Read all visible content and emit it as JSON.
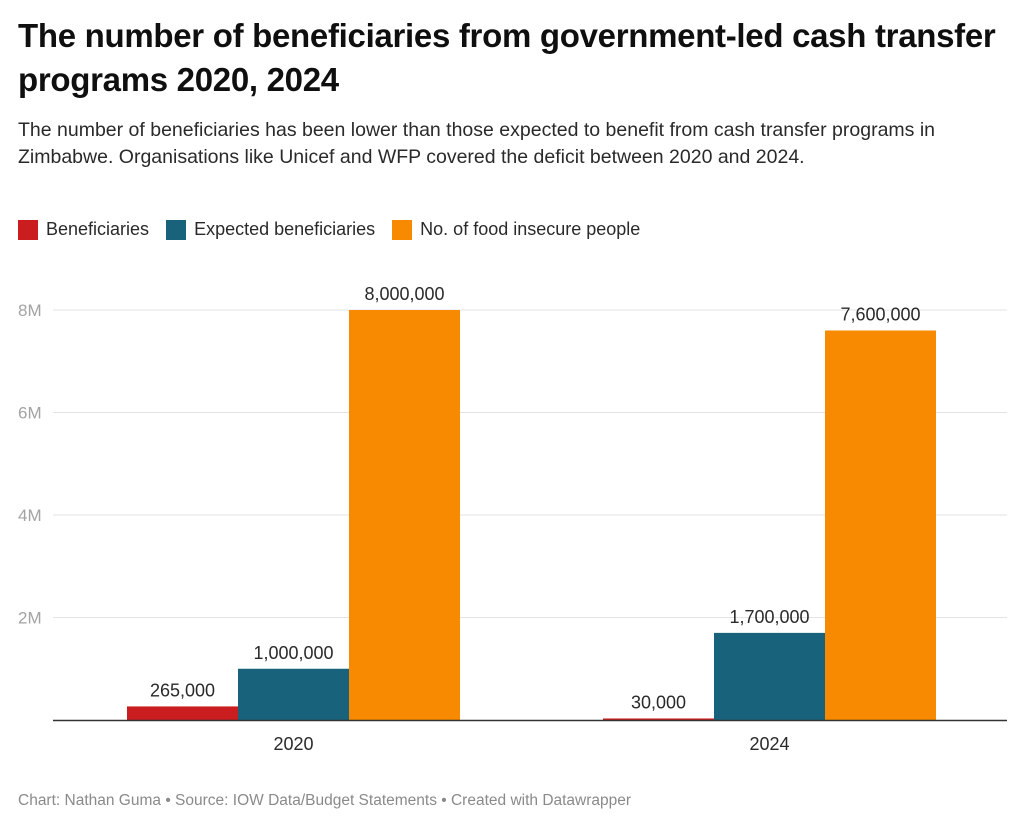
{
  "header": {
    "title": "The number of beneficiaries from government-led cash transfer programs 2020, 2024",
    "subtitle": "The number of beneficiaries has been lower than those expected to benefit from cash transfer programs in Zimbabwe. Organisations like Unicef and WFP covered the deficit between 2020 and 2024."
  },
  "legend": [
    {
      "label": "Beneficiaries",
      "color": "#c91d1f"
    },
    {
      "label": "Expected beneficiaries",
      "color": "#18627c"
    },
    {
      "label": "No. of food insecure people",
      "color": "#f78a00"
    }
  ],
  "footer": {
    "text": "Chart: Nathan Guma  • Source: IOW Data/Budget Statements • Created with Datawrapper"
  },
  "chart_data": {
    "type": "bar",
    "title": "The number of beneficiaries from government-led cash transfer programs 2020, 2024",
    "xlabel": "",
    "ylabel": "",
    "categories": [
      "2020",
      "2024"
    ],
    "series": [
      {
        "name": "Beneficiaries",
        "color": "#c91d1f",
        "values": [
          265000,
          30000
        ],
        "labels": [
          "265,000",
          "30,000"
        ]
      },
      {
        "name": "Expected beneficiaries",
        "color": "#18627c",
        "values": [
          1000000,
          1700000
        ],
        "labels": [
          "1,000,000",
          "1,700,000"
        ]
      },
      {
        "name": "No. of food insecure people",
        "color": "#f78a00",
        "values": [
          8000000,
          7600000
        ],
        "labels": [
          "8,000,000",
          "7,600,000"
        ]
      }
    ],
    "ylim": [
      0,
      8000000
    ],
    "yticks": [
      {
        "value": 2000000,
        "label": "2M"
      },
      {
        "value": 4000000,
        "label": "4M"
      },
      {
        "value": 6000000,
        "label": "6M"
      },
      {
        "value": 8000000,
        "label": "8M"
      }
    ],
    "grid": true,
    "legend_position": "top-left"
  }
}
☆ ☆ ☆ ☆ ☆ ☆ ☆
What to produce
Images do not belong in the copy; reproduce all other parts of the records above verbatim.

Solved exercise
Read all visible content and emit it as JSON.
{
  "header": {
    "title": "The number of beneficiaries from government-led cash transfer programs 2020, 2024",
    "subtitle": "The number of beneficiaries has been lower than those expected to benefit from cash transfer programs in Zimbabwe. Organisations like Unicef and WFP covered the deficit between 2020 and 2024."
  },
  "legend": [
    {
      "label": "Beneficiaries",
      "color": "#c91d1f"
    },
    {
      "label": "Expected beneficiaries",
      "color": "#18627c"
    },
    {
      "label": "No. of food insecure people",
      "color": "#f78a00"
    }
  ],
  "footer": {
    "text": "Chart: Nathan Guma  • Source: IOW Data/Budget Statements • Created with Datawrapper"
  },
  "chart_data": {
    "type": "bar",
    "title": "The number of beneficiaries from government-led cash transfer programs 2020, 2024",
    "xlabel": "",
    "ylabel": "",
    "categories": [
      "2020",
      "2024"
    ],
    "series": [
      {
        "name": "Beneficiaries",
        "color": "#c91d1f",
        "values": [
          265000,
          30000
        ],
        "labels": [
          "265,000",
          "30,000"
        ]
      },
      {
        "name": "Expected beneficiaries",
        "color": "#18627c",
        "values": [
          1000000,
          1700000
        ],
        "labels": [
          "1,000,000",
          "1,700,000"
        ]
      },
      {
        "name": "No. of food insecure people",
        "color": "#f78a00",
        "values": [
          8000000,
          7600000
        ],
        "labels": [
          "8,000,000",
          "7,600,000"
        ]
      }
    ],
    "ylim": [
      0,
      8000000
    ],
    "yticks": [
      {
        "value": 2000000,
        "label": "2M"
      },
      {
        "value": 4000000,
        "label": "4M"
      },
      {
        "value": 6000000,
        "label": "6M"
      },
      {
        "value": 8000000,
        "label": "8M"
      }
    ],
    "grid": true,
    "legend_position": "top-left"
  }
}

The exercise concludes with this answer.